## [Data lines]

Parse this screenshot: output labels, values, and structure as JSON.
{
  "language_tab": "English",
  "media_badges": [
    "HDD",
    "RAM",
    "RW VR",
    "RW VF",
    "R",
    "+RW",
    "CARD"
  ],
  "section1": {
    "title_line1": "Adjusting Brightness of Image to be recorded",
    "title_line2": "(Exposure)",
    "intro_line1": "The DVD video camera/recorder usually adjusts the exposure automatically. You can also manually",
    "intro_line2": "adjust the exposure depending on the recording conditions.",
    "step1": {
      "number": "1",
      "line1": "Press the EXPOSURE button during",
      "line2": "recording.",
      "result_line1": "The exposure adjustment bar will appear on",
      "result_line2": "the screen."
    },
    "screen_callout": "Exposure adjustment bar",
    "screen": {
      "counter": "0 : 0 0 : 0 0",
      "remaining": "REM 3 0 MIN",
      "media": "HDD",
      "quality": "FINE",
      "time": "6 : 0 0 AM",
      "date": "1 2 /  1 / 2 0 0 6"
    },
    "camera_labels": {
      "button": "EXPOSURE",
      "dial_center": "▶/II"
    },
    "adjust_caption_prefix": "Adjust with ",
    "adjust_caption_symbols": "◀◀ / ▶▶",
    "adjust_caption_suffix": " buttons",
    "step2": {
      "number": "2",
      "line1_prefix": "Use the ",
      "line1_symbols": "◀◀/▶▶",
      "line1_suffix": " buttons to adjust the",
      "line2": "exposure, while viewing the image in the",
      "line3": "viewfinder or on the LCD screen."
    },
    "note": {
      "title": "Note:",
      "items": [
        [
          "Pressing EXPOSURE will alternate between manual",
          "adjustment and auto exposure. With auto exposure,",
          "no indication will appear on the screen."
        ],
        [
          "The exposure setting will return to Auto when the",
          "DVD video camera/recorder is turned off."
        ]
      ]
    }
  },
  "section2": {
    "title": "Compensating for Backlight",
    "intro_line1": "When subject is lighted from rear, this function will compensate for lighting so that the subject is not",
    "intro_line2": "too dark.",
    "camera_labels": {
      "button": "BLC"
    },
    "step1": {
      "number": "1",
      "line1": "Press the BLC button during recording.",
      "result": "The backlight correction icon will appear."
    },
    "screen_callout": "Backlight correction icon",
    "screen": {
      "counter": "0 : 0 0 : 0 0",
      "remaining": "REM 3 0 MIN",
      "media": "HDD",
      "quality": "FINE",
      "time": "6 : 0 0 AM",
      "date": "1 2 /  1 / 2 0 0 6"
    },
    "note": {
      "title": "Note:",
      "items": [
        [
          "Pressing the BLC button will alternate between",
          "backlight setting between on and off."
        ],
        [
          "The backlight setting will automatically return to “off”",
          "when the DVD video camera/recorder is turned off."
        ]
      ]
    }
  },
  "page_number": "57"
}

## [Stated problem]
The records above should be duplicated in full, exactly as given.

## [Complete response]
Parse this screenshot: output labels, values, and structure as JSON.
{
  "language_tab": "English",
  "media_badges": [
    "HDD",
    "RAM",
    "RW VR",
    "RW VF",
    "R",
    "+RW",
    "CARD"
  ],
  "section1": {
    "title_line1": "Adjusting Brightness of Image to be recorded",
    "title_line2": "(Exposure)",
    "intro_line1": "The DVD video camera/recorder usually adjusts the exposure automatically. You can also manually",
    "intro_line2": "adjust the exposure depending on the recording conditions.",
    "step1": {
      "number": "1",
      "line1": "Press the EXPOSURE button during",
      "line2": "recording.",
      "result_line1": "The exposure adjustment bar will appear on",
      "result_line2": "the screen."
    },
    "screen_callout": "Exposure adjustment bar",
    "screen": {
      "counter": "0 : 0 0 : 0 0",
      "remaining": "REM 3 0 MIN",
      "media": "HDD",
      "quality": "FINE",
      "time": "6 : 0 0 AM",
      "date": "1 2 /  1 / 2 0 0 6"
    },
    "camera_labels": {
      "button": "EXPOSURE",
      "dial_center": "▶/II"
    },
    "adjust_caption_prefix": "Adjust with ",
    "adjust_caption_symbols": "◀◀ / ▶▶",
    "adjust_caption_suffix": " buttons",
    "step2": {
      "number": "2",
      "line1_prefix": "Use the ",
      "line1_symbols": "◀◀/▶▶",
      "line1_suffix": " buttons to adjust the",
      "line2": "exposure, while viewing the image in the",
      "line3": "viewfinder or on the LCD screen."
    },
    "note": {
      "title": "Note:",
      "items": [
        [
          "Pressing EXPOSURE will alternate between manual",
          "adjustment and auto exposure. With auto exposure,",
          "no indication will appear on the screen."
        ],
        [
          "The exposure setting will return to Auto when the",
          "DVD video camera/recorder is turned off."
        ]
      ]
    }
  },
  "section2": {
    "title": "Compensating for Backlight",
    "intro_line1": "When subject is lighted from rear, this function will compensate for lighting so that the subject is not",
    "intro_line2": "too dark.",
    "camera_labels": {
      "button": "BLC"
    },
    "step1": {
      "number": "1",
      "line1": "Press the BLC button during recording.",
      "result": "The backlight correction icon will appear."
    },
    "screen_callout": "Backlight correction icon",
    "screen": {
      "counter": "0 : 0 0 : 0 0",
      "remaining": "REM 3 0 MIN",
      "media": "HDD",
      "quality": "FINE",
      "time": "6 : 0 0 AM",
      "date": "1 2 /  1 / 2 0 0 6"
    },
    "note": {
      "title": "Note:",
      "items": [
        [
          "Pressing the BLC button will alternate between",
          "backlight setting between on and off."
        ],
        [
          "The backlight setting will automatically return to “off”",
          "when the DVD video camera/recorder is turned off."
        ]
      ]
    }
  },
  "page_number": "57"
}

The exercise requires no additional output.